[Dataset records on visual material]
- - - -

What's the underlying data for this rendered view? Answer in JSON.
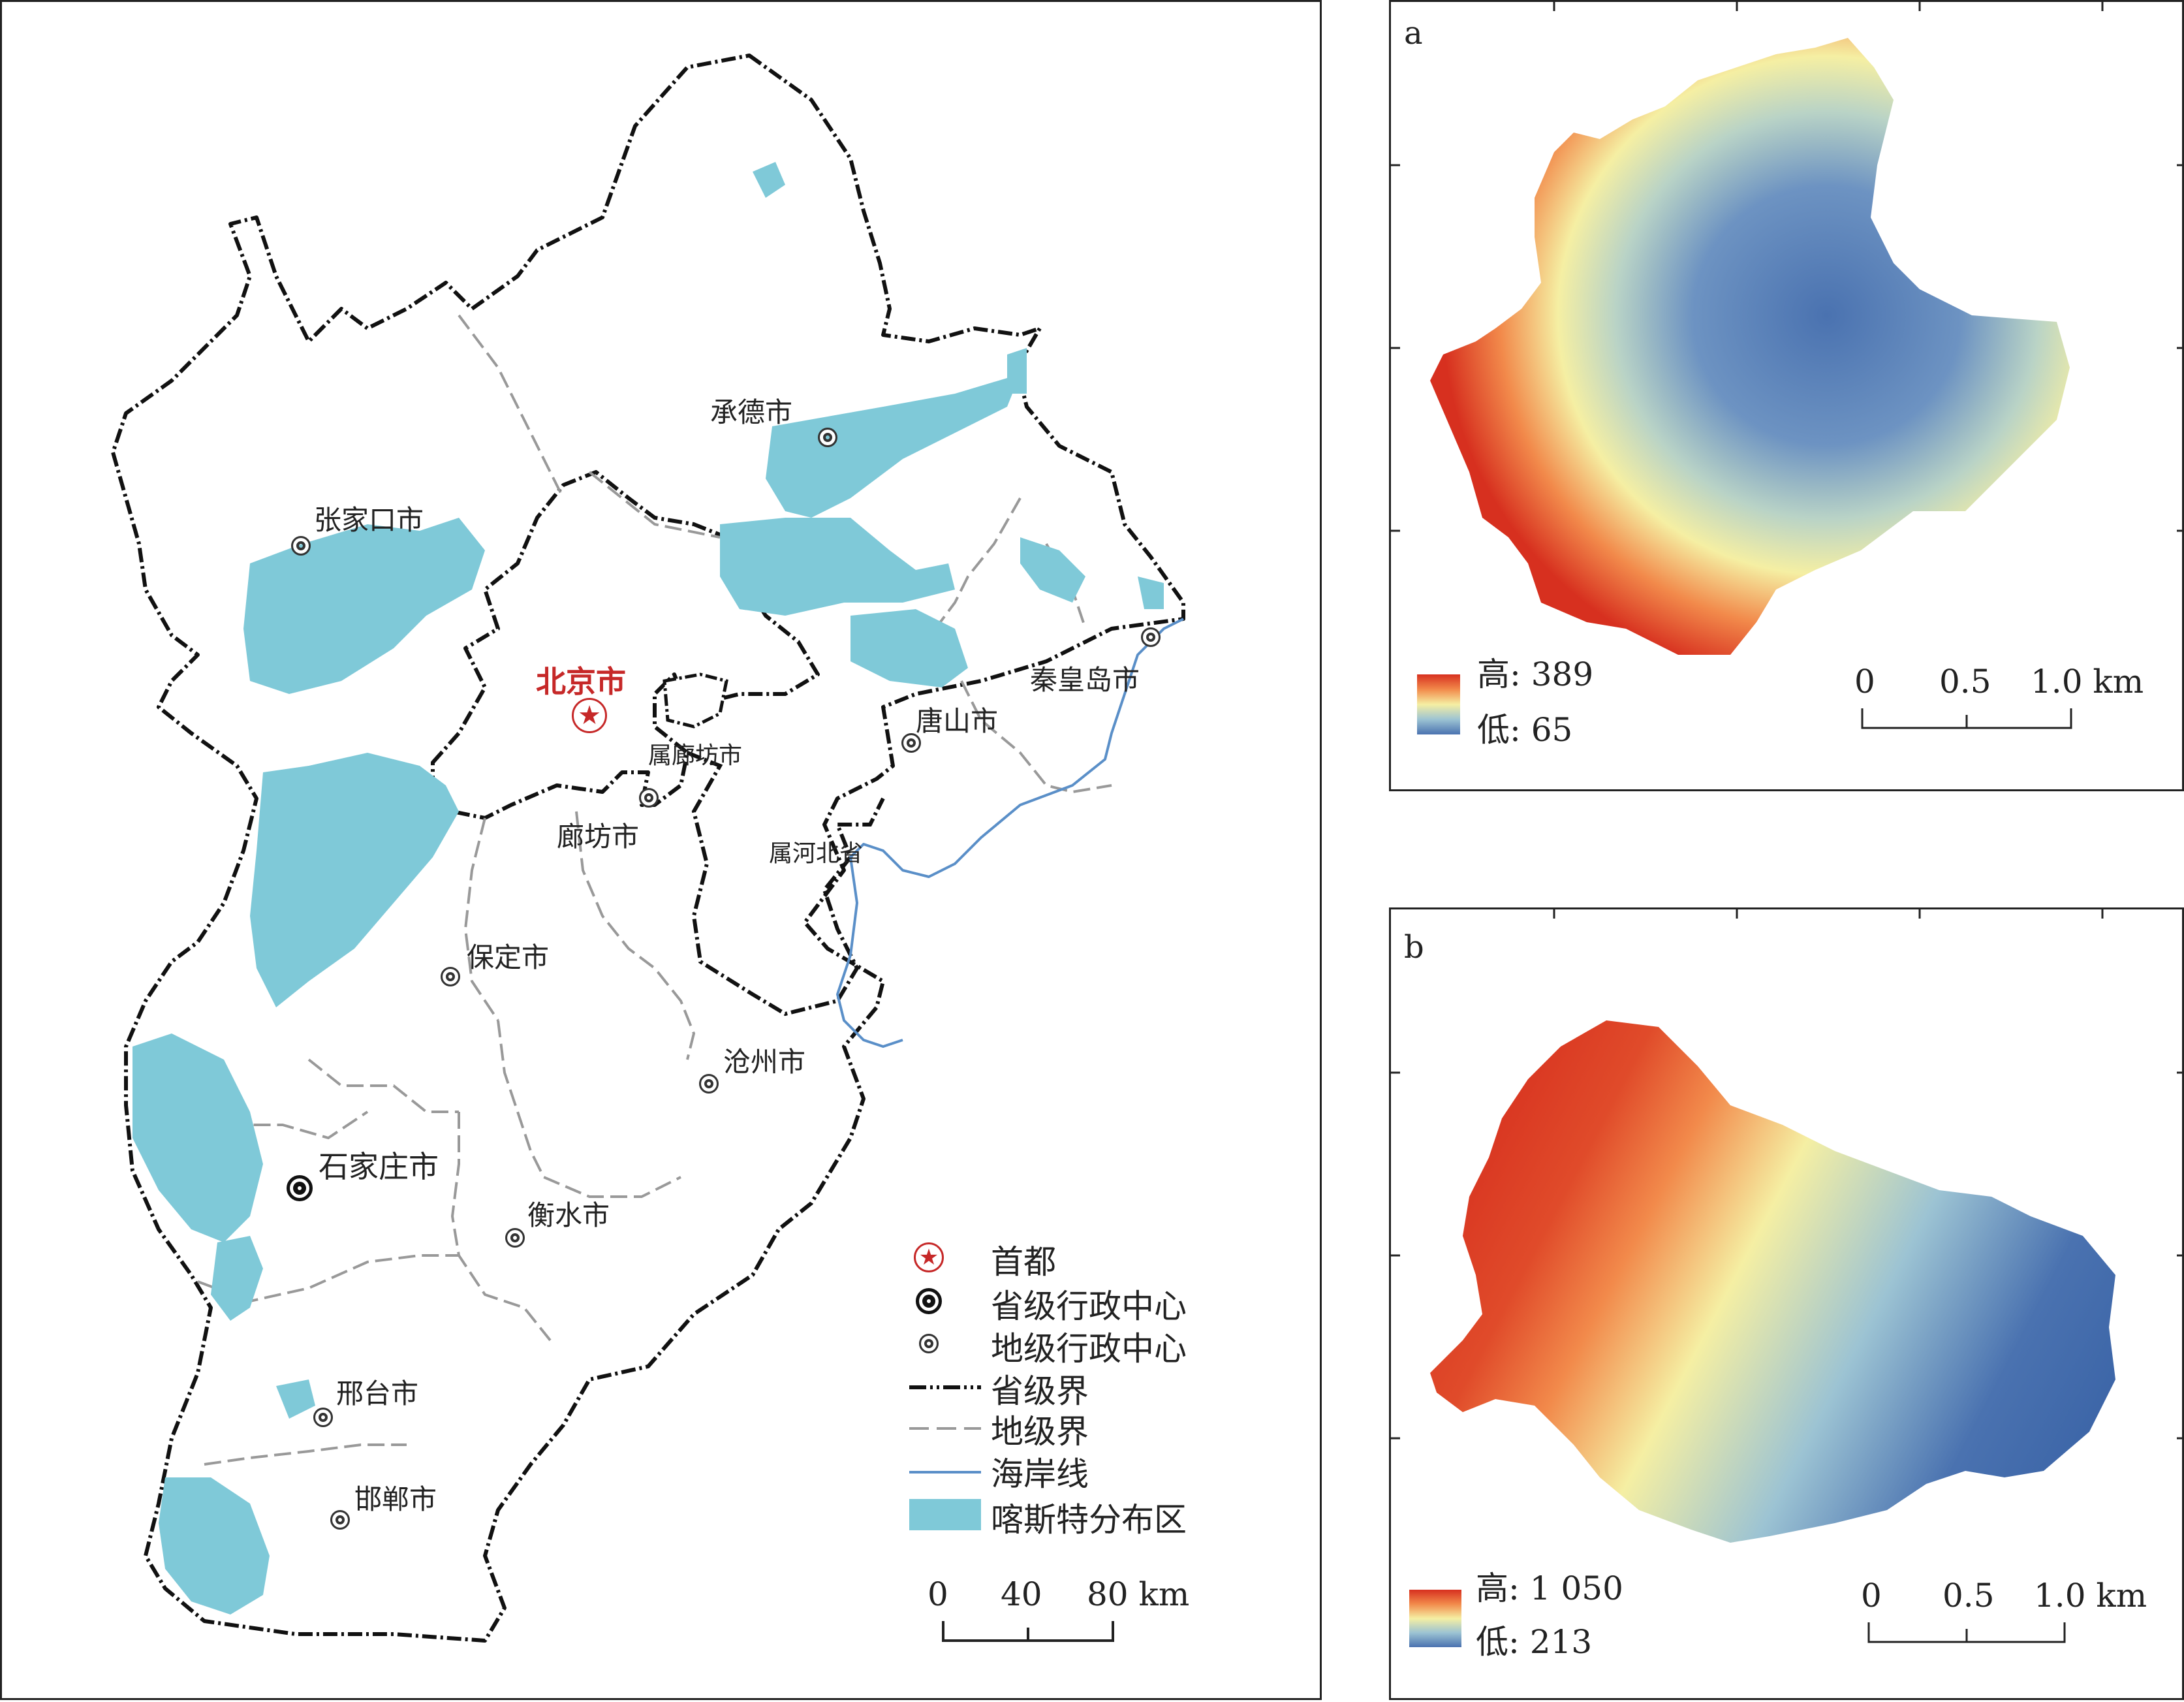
{
  "main_map": {
    "capital": {
      "label": "北京市",
      "color": "#c62828"
    },
    "cities": {
      "chengde": "承德市",
      "zhangjiakou": "张家口市",
      "qinhuangdao": "秦皇岛市",
      "tangshan": "唐山市",
      "langfang_attached": "属廊坊市",
      "langfang": "廊坊市",
      "hebei_attached": "属河北省",
      "baoding": "保定市",
      "cangzhou": "沧州市",
      "shijiazhuang": "石家庄市",
      "hengshui": "衡水市",
      "xingtai": "邢台市",
      "handan": "邯郸市"
    },
    "legend": {
      "capital": "首都",
      "provincial_center": "省级行政中心",
      "prefecture_center": "地级行政中心",
      "provincial_boundary": "省级界",
      "prefecture_boundary": "地级界",
      "coastline": "海岸线",
      "karst_area": "喀斯特分布区"
    },
    "scale": {
      "t0": "0",
      "t1": "40",
      "t2": "80 km"
    },
    "colors": {
      "karst": "#7fc9d8",
      "coast": "#5a8fc8",
      "boundary": "#111111",
      "prefecture": "#999999"
    }
  },
  "panel_a": {
    "label": "a",
    "legend": {
      "high": "高: 389",
      "low": "低: 65"
    },
    "scale": {
      "t0": "0",
      "t1": "0.5",
      "t2": "1.0 km"
    }
  },
  "panel_b": {
    "label": "b",
    "legend": {
      "high": "高: 1 050",
      "low": "低: 213"
    },
    "scale": {
      "t0": "0",
      "t1": "0.5",
      "t2": "1.0 km"
    }
  },
  "elevation_colors": {
    "high": "#d7301f",
    "mid_high": "#f28a4b",
    "mid": "#f5efa3",
    "mid_low": "#9cc3d3",
    "low": "#4a72b0"
  }
}
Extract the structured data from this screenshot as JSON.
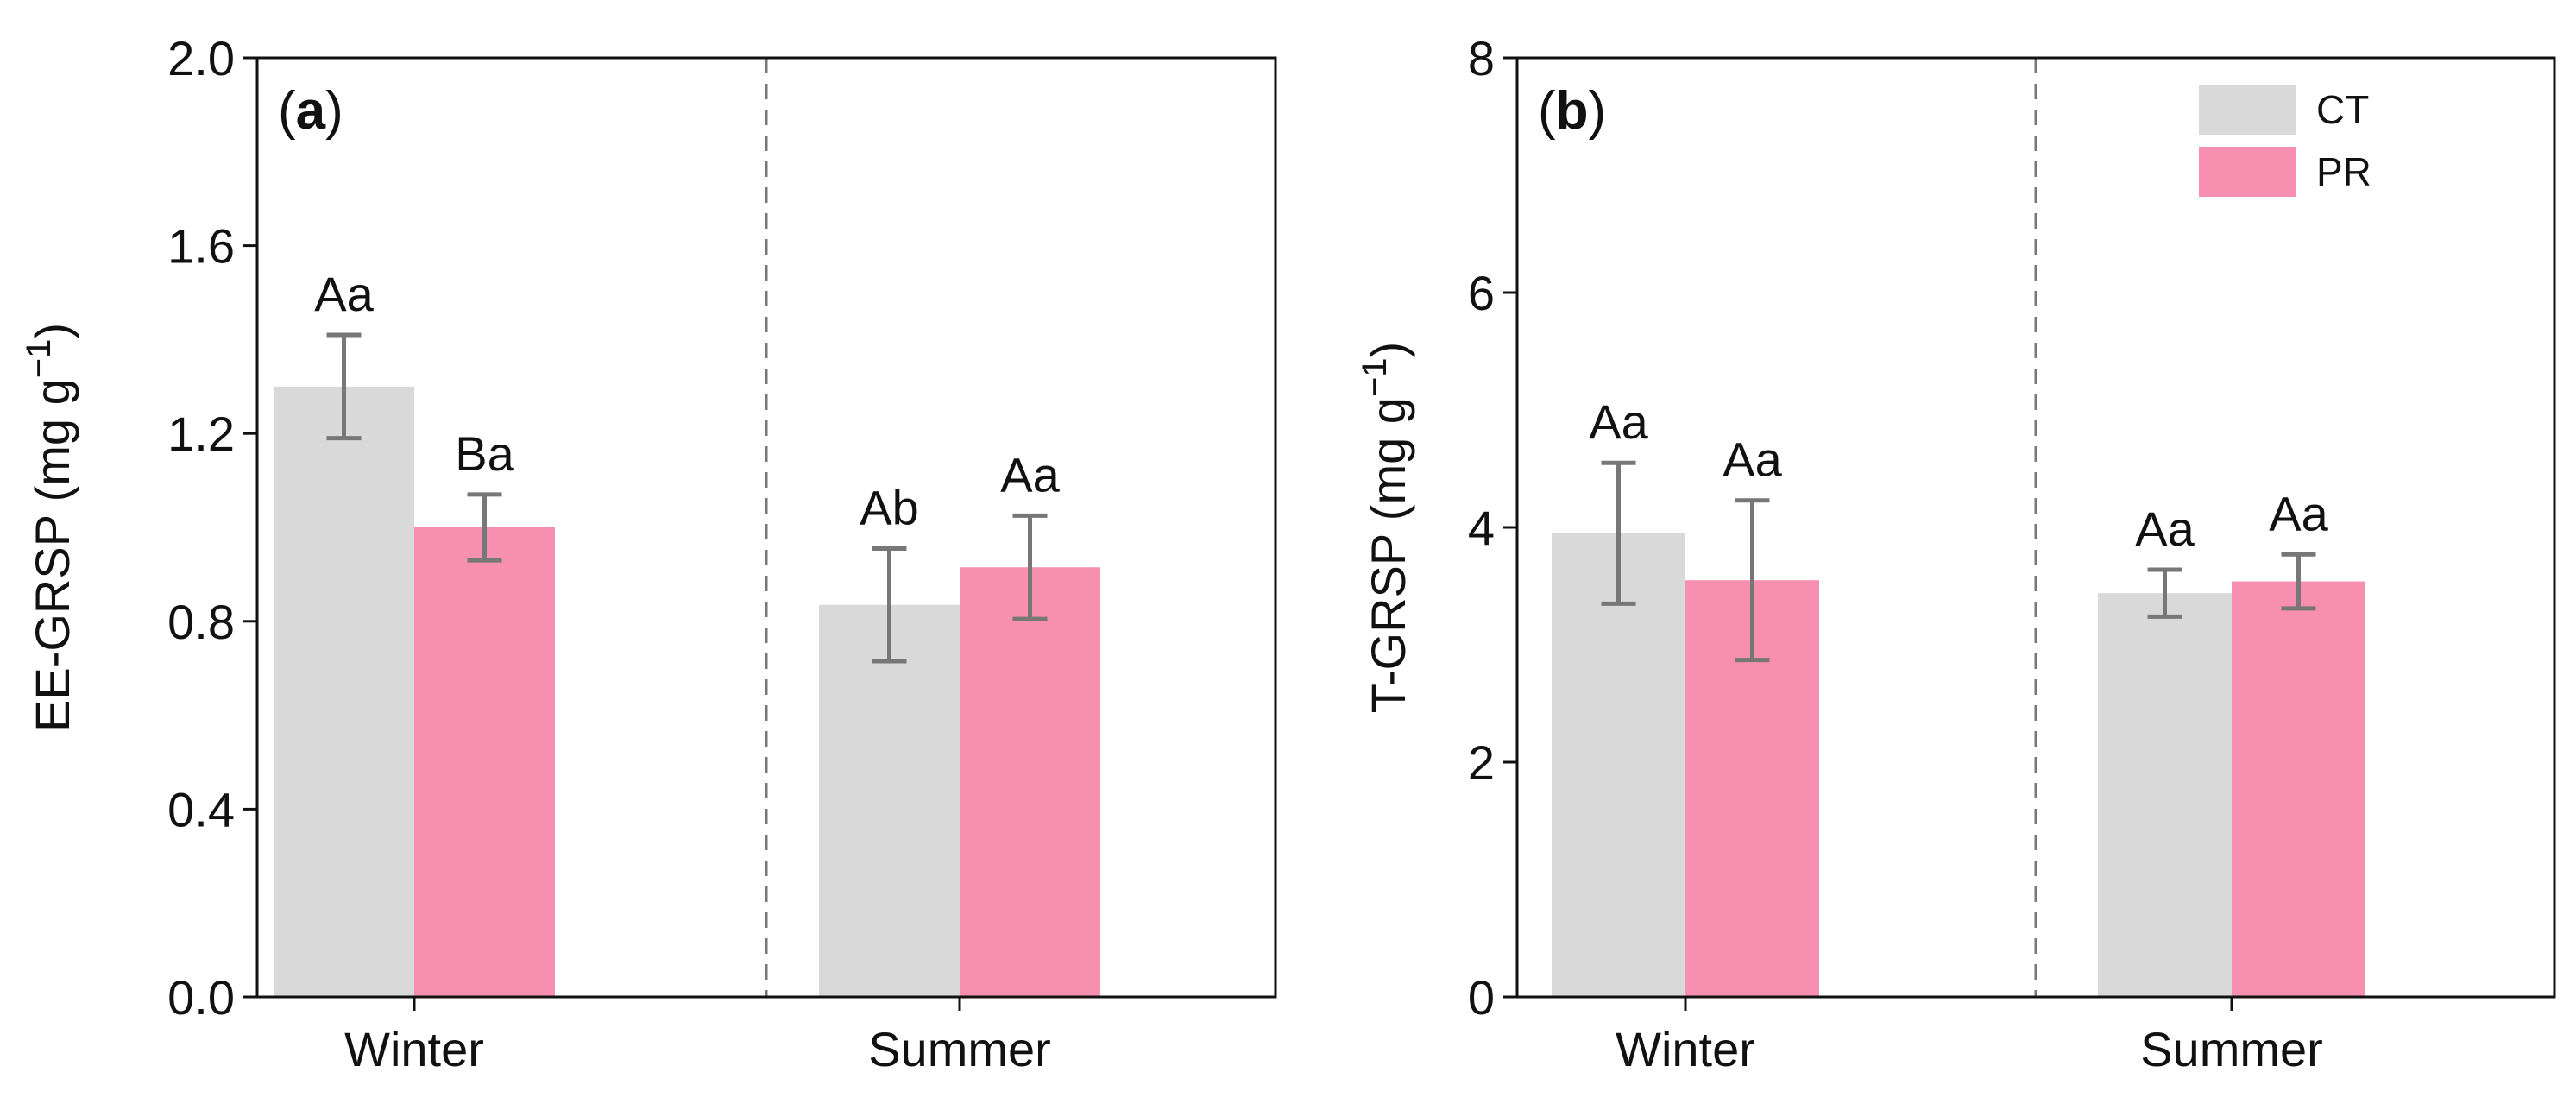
{
  "chart_data": [
    {
      "type": "bar",
      "panel": "(a)",
      "panel_letter": "a",
      "ylabel": "EE-GRSP (mg g",
      "ylabel_exp": "−1",
      "ylim": [
        0,
        2.0
      ],
      "yticks": [
        "0.0",
        "0.4",
        "0.8",
        "1.2",
        "1.6",
        "2.0"
      ],
      "ytick_values": [
        0,
        0.4,
        0.8,
        1.2,
        1.6,
        2.0
      ],
      "categories": [
        "Winter",
        "Summer"
      ],
      "series": [
        {
          "name": "CT",
          "values": [
            1.3,
            0.835
          ],
          "errors": [
            0.11,
            0.12
          ],
          "letters": [
            "Aa",
            "Ab"
          ]
        },
        {
          "name": "PR",
          "values": [
            1.0,
            0.915
          ],
          "errors": [
            0.07,
            0.11
          ],
          "letters": [
            "Ba",
            "Aa"
          ]
        }
      ]
    },
    {
      "type": "bar",
      "panel": "(b)",
      "panel_letter": "b",
      "ylabel": "T-GRSP (mg g",
      "ylabel_exp": "−1",
      "ylim": [
        0,
        8
      ],
      "yticks": [
        "0",
        "2",
        "4",
        "6",
        "8"
      ],
      "ytick_values": [
        0,
        2,
        4,
        6,
        8
      ],
      "categories": [
        "Winter",
        "Summer"
      ],
      "series": [
        {
          "name": "CT",
          "values": [
            3.95,
            3.44
          ],
          "errors": [
            0.6,
            0.2
          ],
          "letters": [
            "Aa",
            "Aa"
          ]
        },
        {
          "name": "PR",
          "values": [
            3.55,
            3.54
          ],
          "errors": [
            0.68,
            0.23
          ],
          "letters": [
            "Aa",
            "Aa"
          ]
        }
      ]
    }
  ],
  "legend": [
    {
      "label": "CT",
      "color": "#d9d9d9"
    },
    {
      "label": "PR",
      "color": "#f78fb0"
    }
  ],
  "colors": {
    "CT": "#d9d9d9",
    "PR": "#f78fb0",
    "error_bar": "#777777",
    "divider": "#777777"
  }
}
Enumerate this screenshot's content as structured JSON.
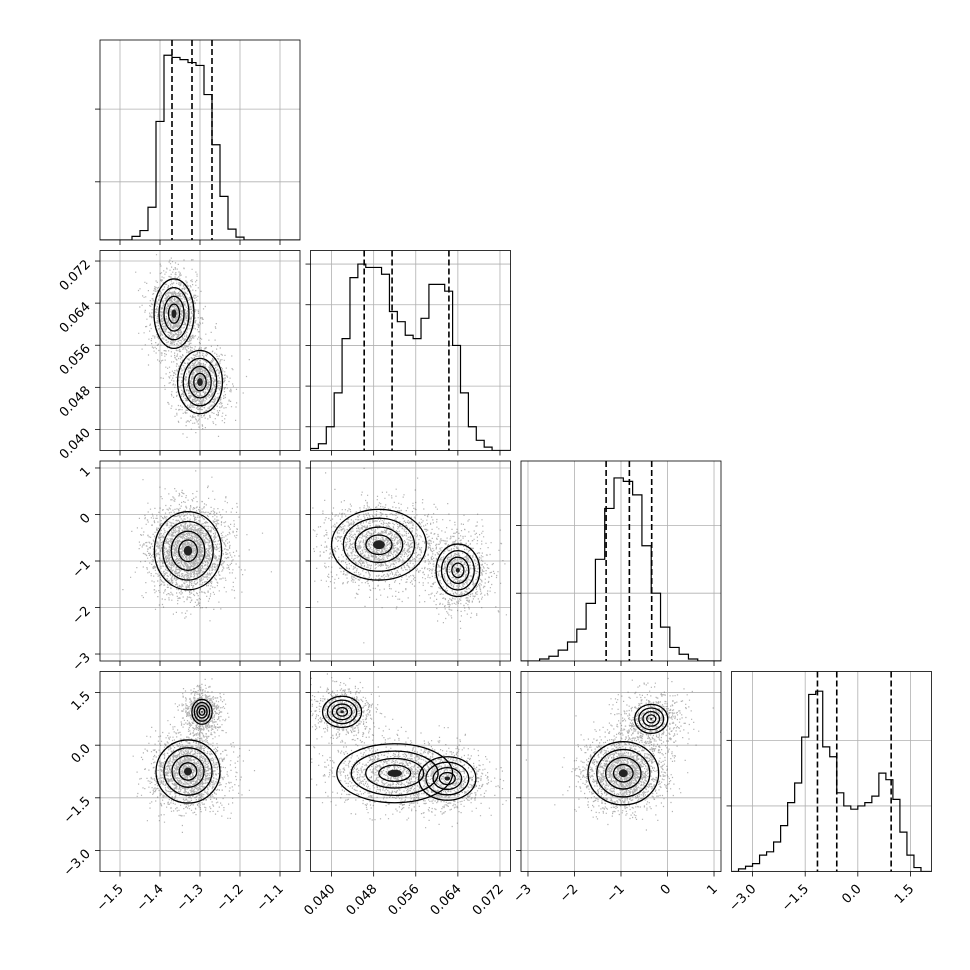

- - - -

Images in the records should not be copied. Repeat all the rest exactly.

What's the underlying data for this rendered view? Answer in JSON.
{
  "main_map": {
    "capital": {
      "label": "北京市",
      "color": "#c62828"
    },
    "cities": {
      "chengde": "承德市",
      "zhangjiakou": "张家口市",
      "qinhuangdao": "秦皇岛市",
      "tangshan": "唐山市",
      "langfang_attached": "属廊坊市",
      "langfang": "廊坊市",
      "hebei_attached": "属河北省",
      "baoding": "保定市",
      "cangzhou": "沧州市",
      "shijiazhuang": "石家庄市",
      "hengshui": "衡水市",
      "xingtai": "邢台市",
      "handan": "邯郸市"
    },
    "legend": {
      "capital": "首都",
      "provincial_center": "省级行政中心",
      "prefecture_center": "地级行政中心",
      "provincial_boundary": "省级界",
      "prefecture_boundary": "地级界",
      "coastline": "海岸线",
      "karst_area": "喀斯特分布区"
    },
    "scale": {
      "t0": "0",
      "t1": "40",
      "t2": "80 km"
    },
    "colors": {
      "karst": "#7fc9d8",
      "coast": "#5a8fc8",
      "boundary": "#111111",
      "prefecture": "#999999"
    }
  },
  "panel_a": {
    "label": "a",
    "legend": {
      "high": "高: 389",
      "low": "低: 65"
    },
    "scale": {
      "t0": "0",
      "t1": "0.5",
      "t2": "1.0 km"
    }
  },
  "panel_b": {
    "label": "b",
    "legend": {
      "high": "高: 1 050",
      "low": "低: 213"
    },
    "scale": {
      "t0": "0",
      "t1": "0.5",
      "t2": "1.0 km"
    }
  },
  "elevation_colors": {
    "high": "#d7301f",
    "mid_high": "#f28a4b",
    "mid": "#f5efa3",
    "mid_low": "#9cc3d3",
    "low": "#4a72b0"
  }
}
Extract the structured data from this screenshot as JSON.
{
  "chart_data": [
    {
      "type": "bar",
      "panel": "(a)",
      "panel_letter": "a",
      "ylabel": "EE-GRSP (mg g",
      "ylabel_exp": "−1",
      "ylim": [
        0,
        2.0
      ],
      "yticks": [
        "0.0",
        "0.4",
        "0.8",
        "1.2",
        "1.6",
        "2.0"
      ],
      "ytick_values": [
        0,
        0.4,
        0.8,
        1.2,
        1.6,
        2.0
      ],
      "categories": [
        "Winter",
        "Summer"
      ],
      "series": [
        {
          "name": "CT",
          "values": [
            1.3,
            0.835
          ],
          "errors": [
            0.11,
            0.12
          ],
          "letters": [
            "Aa",
            "Ab"
          ]
        },
        {
          "name": "PR",
          "values": [
            1.0,
            0.915
          ],
          "errors": [
            0.07,
            0.11
          ],
          "letters": [
            "Ba",
            "Aa"
          ]
        }
      ]
    },
    {
      "type": "bar",
      "panel": "(b)",
      "panel_letter": "b",
      "ylabel": "T-GRSP (mg g",
      "ylabel_exp": "−1",
      "ylim": [
        0,
        8
      ],
      "yticks": [
        "0",
        "2",
        "4",
        "6",
        "8"
      ],
      "ytick_values": [
        0,
        2,
        4,
        6,
        8
      ],
      "categories": [
        "Winter",
        "Summer"
      ],
      "series": [
        {
          "name": "CT",
          "values": [
            3.95,
            3.44
          ],
          "errors": [
            0.6,
            0.2
          ],
          "letters": [
            "Aa",
            "Aa"
          ]
        },
        {
          "name": "PR",
          "values": [
            3.55,
            3.54
          ],
          "errors": [
            0.68,
            0.23
          ],
          "letters": [
            "Aa",
            "Aa"
          ]
        }
      ]
    }
  ],
  "legend": [
    {
      "label": "CT",
      "color": "#d9d9d9"
    },
    {
      "label": "PR",
      "color": "#f78fb0"
    }
  ],
  "colors": {
    "CT": "#d9d9d9",
    "PR": "#f78fb0",
    "error_bar": "#777777",
    "divider": "#777777"
  }
}
Enumerate this screenshot's content as structured JSON.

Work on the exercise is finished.